Written task >> Write out the whole listing again, exactly.

Information given >>
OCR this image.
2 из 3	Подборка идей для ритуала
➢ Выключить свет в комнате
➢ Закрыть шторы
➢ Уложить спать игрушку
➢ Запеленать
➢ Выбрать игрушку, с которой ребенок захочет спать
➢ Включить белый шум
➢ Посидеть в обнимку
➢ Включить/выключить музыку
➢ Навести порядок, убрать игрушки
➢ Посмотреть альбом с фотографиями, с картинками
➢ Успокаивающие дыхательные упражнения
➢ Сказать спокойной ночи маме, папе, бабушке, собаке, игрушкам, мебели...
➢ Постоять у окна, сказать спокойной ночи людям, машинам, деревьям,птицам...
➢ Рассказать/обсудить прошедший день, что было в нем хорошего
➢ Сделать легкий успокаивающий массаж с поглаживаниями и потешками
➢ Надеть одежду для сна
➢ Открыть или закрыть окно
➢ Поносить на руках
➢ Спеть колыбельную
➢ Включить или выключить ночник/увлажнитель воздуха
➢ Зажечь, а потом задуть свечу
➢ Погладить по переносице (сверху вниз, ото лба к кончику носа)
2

Solution to the exercise >>
OCR this image.
2 из 3	Подборка идей для ритуала
➢ Выключить свет в комнате
➢ Закрыть шторы
➢ Уложить спать игрушку
➢ Запеленать
➢ Выбрать игрушку, с которой ребенок захочет спать
➢ Включить белый шум
➢ Посидеть в обнимку
➢ Включить/выключить музыку
➢ Навести порядок, убрать игрушки
➢ Посмотреть альбом с фотографиями, с картинками
➢ Успокаивающие дыхательные упражнения
➢ Сказать спокойной ночи маме, папе, бабушке, собаке, игрушкам, мебели...
➢ Постоять у окна, сказать спокойной ночи людям, машинам, деревьям,птицам...
➢ Рассказать/обсудить прошедший день, что было в нем хорошего
➢ Сделать легкий успокаивающий массаж с поглаживаниями и потешками
➢ Надеть одежду для сна
➢ Открыть или закрыть окно
➢ Поносить на руках
➢ Спеть колыбельную
➢ Включить или выключить ночник/увлажнитель воздуха
➢ Зажечь, а потом задуть свечу
➢ Погладить по переносице (сверху вниз, ото лба к кончику носа)
2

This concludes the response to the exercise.